[Figure dataset records]

======

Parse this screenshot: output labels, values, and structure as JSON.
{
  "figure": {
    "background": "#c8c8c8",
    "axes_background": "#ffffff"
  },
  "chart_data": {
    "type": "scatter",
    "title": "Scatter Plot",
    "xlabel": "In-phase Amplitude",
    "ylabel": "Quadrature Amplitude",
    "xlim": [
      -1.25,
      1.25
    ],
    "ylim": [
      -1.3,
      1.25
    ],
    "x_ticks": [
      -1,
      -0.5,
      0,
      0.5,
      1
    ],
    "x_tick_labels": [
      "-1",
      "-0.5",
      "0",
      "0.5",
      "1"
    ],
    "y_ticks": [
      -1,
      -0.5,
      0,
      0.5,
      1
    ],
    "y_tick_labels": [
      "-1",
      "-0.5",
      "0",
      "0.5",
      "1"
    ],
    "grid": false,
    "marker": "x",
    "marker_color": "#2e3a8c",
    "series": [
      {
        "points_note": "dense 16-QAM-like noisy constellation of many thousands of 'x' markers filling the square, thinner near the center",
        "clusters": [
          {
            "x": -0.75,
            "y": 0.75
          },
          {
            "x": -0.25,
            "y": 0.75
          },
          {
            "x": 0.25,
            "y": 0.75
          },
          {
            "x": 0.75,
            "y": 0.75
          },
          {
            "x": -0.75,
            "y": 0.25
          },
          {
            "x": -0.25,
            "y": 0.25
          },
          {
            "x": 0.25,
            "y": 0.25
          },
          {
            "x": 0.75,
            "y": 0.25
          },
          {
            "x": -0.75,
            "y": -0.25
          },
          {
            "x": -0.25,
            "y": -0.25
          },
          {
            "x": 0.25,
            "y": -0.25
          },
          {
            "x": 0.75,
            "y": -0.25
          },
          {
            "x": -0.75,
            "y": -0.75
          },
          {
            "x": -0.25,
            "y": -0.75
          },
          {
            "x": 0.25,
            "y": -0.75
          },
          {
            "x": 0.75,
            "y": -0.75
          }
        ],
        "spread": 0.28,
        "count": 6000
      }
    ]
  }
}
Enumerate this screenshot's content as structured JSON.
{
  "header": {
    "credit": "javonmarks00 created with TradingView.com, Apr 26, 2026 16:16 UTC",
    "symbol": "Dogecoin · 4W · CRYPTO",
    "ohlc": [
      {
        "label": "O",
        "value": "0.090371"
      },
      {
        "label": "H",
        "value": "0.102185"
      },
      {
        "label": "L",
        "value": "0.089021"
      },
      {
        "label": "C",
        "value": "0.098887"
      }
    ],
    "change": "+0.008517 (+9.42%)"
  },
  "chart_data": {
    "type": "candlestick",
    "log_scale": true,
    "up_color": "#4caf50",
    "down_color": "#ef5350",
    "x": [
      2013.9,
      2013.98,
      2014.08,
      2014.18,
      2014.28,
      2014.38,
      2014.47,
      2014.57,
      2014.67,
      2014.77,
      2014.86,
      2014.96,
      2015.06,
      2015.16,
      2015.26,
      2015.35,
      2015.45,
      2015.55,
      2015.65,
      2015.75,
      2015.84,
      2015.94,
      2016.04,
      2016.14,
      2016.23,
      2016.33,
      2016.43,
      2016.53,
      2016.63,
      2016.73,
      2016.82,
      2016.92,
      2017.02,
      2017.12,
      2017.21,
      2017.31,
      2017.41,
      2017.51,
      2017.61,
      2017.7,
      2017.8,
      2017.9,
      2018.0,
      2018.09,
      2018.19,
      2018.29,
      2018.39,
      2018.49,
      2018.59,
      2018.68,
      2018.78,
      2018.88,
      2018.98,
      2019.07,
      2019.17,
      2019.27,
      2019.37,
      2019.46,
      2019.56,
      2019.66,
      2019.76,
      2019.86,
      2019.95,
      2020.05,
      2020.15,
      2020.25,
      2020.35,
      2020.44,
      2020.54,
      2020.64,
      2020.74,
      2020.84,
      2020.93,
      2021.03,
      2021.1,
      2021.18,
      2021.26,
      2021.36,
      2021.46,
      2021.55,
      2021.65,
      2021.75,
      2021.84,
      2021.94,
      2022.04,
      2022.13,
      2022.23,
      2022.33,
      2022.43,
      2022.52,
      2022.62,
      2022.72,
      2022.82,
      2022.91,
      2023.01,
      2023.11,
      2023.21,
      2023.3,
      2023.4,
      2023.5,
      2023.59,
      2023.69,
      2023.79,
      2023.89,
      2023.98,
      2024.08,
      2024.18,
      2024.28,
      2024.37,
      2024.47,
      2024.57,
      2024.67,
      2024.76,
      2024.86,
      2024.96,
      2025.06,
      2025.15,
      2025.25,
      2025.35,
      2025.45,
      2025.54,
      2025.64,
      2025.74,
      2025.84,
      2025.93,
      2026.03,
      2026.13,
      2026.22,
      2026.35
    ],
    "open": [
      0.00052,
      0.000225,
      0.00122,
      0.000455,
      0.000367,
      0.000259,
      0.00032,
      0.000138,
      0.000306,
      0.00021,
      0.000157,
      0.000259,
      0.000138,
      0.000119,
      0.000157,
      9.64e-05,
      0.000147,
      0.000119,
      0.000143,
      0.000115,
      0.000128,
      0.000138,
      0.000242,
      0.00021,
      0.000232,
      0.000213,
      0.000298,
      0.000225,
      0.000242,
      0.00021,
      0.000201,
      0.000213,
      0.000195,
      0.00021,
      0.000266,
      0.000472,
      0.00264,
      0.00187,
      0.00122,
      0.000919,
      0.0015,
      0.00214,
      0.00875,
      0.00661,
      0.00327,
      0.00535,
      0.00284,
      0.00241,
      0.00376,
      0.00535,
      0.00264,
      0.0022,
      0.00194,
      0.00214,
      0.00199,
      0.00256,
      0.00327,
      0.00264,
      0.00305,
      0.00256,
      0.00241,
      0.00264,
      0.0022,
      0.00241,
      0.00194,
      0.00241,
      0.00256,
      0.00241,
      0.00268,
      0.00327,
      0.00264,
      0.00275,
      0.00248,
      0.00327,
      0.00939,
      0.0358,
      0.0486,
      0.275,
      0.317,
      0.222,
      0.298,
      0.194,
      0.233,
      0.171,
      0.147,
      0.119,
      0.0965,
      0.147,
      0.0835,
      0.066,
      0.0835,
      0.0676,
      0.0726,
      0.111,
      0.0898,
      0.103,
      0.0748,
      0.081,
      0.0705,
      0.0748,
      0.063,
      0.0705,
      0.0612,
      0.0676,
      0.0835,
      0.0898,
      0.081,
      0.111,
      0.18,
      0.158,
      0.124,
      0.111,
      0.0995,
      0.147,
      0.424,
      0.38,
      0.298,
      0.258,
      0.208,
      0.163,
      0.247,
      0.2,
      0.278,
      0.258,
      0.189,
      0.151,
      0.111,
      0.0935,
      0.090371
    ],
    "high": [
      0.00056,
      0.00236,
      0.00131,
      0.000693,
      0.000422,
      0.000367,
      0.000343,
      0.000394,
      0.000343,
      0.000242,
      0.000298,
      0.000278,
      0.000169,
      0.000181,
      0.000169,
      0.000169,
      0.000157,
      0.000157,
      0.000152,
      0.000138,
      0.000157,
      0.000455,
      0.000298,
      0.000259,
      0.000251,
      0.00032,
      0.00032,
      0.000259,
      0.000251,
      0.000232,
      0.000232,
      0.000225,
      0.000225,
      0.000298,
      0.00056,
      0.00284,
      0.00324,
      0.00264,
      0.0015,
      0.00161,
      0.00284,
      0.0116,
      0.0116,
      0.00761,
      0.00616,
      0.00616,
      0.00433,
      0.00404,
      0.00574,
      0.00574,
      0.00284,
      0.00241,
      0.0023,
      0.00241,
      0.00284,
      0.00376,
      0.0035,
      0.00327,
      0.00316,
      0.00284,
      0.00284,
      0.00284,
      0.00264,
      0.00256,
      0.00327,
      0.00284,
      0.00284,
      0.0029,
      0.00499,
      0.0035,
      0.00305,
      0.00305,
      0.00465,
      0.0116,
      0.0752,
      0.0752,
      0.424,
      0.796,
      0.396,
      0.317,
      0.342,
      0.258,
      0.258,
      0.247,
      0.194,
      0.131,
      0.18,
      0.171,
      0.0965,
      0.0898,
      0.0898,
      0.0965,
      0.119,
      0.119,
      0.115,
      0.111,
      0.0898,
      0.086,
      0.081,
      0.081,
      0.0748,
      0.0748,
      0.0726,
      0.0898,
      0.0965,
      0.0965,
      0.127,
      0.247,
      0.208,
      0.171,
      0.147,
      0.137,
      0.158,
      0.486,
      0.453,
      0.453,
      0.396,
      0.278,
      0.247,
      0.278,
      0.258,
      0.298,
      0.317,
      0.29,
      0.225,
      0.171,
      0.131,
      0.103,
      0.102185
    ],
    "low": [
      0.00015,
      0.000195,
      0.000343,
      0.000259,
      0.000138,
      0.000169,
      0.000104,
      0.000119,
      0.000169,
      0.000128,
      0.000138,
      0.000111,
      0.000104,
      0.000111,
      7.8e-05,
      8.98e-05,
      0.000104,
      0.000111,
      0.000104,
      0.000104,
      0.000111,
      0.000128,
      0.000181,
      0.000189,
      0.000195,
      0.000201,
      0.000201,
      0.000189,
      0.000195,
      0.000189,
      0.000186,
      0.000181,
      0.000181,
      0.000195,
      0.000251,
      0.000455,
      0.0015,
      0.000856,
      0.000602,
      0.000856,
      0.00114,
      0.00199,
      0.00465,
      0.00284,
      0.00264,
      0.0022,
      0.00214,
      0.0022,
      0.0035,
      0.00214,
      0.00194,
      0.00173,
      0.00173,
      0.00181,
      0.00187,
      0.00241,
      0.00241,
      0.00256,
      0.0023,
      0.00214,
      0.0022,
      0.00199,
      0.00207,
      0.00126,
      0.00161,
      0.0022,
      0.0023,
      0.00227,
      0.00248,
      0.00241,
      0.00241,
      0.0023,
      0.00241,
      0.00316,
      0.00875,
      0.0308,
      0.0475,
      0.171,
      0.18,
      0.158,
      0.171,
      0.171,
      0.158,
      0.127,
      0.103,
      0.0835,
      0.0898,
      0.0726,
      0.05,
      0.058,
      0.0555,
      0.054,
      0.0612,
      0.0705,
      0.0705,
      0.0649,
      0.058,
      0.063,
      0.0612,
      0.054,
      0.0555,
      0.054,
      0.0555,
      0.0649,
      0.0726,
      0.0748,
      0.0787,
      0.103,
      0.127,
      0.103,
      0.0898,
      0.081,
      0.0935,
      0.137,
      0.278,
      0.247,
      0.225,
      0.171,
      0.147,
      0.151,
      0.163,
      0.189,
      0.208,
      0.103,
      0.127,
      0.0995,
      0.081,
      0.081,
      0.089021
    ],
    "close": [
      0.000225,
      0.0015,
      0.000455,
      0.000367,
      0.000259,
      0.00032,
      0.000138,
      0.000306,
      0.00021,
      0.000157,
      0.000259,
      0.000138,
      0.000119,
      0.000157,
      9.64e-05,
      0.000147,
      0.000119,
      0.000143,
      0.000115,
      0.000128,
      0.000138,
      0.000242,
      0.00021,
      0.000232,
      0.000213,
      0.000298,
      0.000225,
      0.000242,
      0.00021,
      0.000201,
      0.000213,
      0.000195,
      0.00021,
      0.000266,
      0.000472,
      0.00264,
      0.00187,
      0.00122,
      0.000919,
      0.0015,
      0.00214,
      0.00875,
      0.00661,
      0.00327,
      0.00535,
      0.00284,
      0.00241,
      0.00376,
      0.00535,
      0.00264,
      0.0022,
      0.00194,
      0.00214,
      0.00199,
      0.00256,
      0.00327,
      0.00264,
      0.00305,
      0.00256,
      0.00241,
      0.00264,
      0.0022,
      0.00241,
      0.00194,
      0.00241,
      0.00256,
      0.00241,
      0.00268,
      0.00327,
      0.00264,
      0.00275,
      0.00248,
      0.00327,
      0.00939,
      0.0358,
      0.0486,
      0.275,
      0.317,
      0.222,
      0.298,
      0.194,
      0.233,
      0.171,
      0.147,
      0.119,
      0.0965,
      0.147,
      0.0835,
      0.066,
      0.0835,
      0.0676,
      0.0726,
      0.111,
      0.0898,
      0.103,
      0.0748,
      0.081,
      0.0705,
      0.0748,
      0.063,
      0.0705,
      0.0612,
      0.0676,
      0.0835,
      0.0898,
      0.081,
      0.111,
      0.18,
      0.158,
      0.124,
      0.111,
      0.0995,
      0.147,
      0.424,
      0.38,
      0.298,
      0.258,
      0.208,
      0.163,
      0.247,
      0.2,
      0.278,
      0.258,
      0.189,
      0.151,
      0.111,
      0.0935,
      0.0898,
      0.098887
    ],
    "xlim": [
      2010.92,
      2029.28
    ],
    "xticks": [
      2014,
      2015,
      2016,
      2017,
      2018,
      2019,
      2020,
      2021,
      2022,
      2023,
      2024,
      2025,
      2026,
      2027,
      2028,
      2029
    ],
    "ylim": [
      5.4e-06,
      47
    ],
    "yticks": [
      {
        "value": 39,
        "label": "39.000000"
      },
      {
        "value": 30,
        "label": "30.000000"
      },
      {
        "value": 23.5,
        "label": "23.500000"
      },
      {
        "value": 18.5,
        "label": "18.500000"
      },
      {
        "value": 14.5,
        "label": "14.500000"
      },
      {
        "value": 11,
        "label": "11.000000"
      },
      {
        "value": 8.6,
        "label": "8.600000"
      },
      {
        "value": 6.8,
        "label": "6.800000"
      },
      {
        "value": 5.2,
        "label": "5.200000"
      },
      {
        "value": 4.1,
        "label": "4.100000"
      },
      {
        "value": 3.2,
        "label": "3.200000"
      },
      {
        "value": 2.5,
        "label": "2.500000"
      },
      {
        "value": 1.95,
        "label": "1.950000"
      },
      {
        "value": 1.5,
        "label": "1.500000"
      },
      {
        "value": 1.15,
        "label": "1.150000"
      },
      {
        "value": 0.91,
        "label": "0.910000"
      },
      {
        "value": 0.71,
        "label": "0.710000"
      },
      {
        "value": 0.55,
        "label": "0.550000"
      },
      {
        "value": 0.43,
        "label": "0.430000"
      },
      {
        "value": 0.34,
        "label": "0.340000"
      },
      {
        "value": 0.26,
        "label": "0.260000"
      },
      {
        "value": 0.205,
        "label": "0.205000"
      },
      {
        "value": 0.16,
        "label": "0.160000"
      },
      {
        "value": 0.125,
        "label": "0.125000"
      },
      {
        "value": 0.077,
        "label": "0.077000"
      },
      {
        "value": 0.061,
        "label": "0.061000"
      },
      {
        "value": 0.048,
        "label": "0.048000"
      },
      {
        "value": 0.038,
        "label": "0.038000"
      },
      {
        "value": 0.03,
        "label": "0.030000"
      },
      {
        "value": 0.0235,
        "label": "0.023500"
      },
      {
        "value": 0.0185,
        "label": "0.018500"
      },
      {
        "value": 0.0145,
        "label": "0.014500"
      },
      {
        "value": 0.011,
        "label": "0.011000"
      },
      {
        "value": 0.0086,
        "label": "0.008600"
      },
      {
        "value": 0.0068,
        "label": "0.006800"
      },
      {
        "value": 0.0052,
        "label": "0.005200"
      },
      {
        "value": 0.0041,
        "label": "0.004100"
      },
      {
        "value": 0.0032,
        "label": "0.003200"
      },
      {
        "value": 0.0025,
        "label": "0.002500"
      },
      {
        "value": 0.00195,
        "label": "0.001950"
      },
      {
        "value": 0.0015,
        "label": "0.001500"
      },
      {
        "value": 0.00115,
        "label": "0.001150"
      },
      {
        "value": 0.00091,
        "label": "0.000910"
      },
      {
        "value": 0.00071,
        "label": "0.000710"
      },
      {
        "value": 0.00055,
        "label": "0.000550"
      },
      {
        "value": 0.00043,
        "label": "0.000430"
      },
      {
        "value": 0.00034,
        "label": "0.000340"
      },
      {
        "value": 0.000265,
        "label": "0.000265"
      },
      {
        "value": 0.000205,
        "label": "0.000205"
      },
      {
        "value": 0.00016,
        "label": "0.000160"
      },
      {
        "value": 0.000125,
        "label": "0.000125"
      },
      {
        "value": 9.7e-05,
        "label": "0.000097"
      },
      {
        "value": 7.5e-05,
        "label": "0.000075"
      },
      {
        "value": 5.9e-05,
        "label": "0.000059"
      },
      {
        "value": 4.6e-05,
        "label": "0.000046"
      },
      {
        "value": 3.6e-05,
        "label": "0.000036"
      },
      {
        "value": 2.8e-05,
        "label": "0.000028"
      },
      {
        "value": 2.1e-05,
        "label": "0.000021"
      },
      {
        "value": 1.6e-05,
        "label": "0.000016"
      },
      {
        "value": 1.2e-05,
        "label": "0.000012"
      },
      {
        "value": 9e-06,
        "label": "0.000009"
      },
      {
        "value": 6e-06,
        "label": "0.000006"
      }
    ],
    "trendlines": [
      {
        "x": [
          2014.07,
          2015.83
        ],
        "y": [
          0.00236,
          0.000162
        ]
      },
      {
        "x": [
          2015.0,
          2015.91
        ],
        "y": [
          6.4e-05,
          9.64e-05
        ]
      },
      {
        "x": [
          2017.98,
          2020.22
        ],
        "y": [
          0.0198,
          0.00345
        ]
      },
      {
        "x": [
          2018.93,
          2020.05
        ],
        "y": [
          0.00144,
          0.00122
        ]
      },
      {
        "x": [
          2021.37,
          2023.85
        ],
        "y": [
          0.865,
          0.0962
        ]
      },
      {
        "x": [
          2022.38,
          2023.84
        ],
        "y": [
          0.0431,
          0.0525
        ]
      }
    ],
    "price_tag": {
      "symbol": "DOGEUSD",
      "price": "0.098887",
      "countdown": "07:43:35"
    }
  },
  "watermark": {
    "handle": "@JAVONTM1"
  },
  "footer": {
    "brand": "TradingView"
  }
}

======

### Stated exercise:
Show the lines of the material that contain the word "symbol".

### Answer:
    "symbol": "Dogecoin · 4W · CRYPTO",
      "symbol": "DOGEUSD",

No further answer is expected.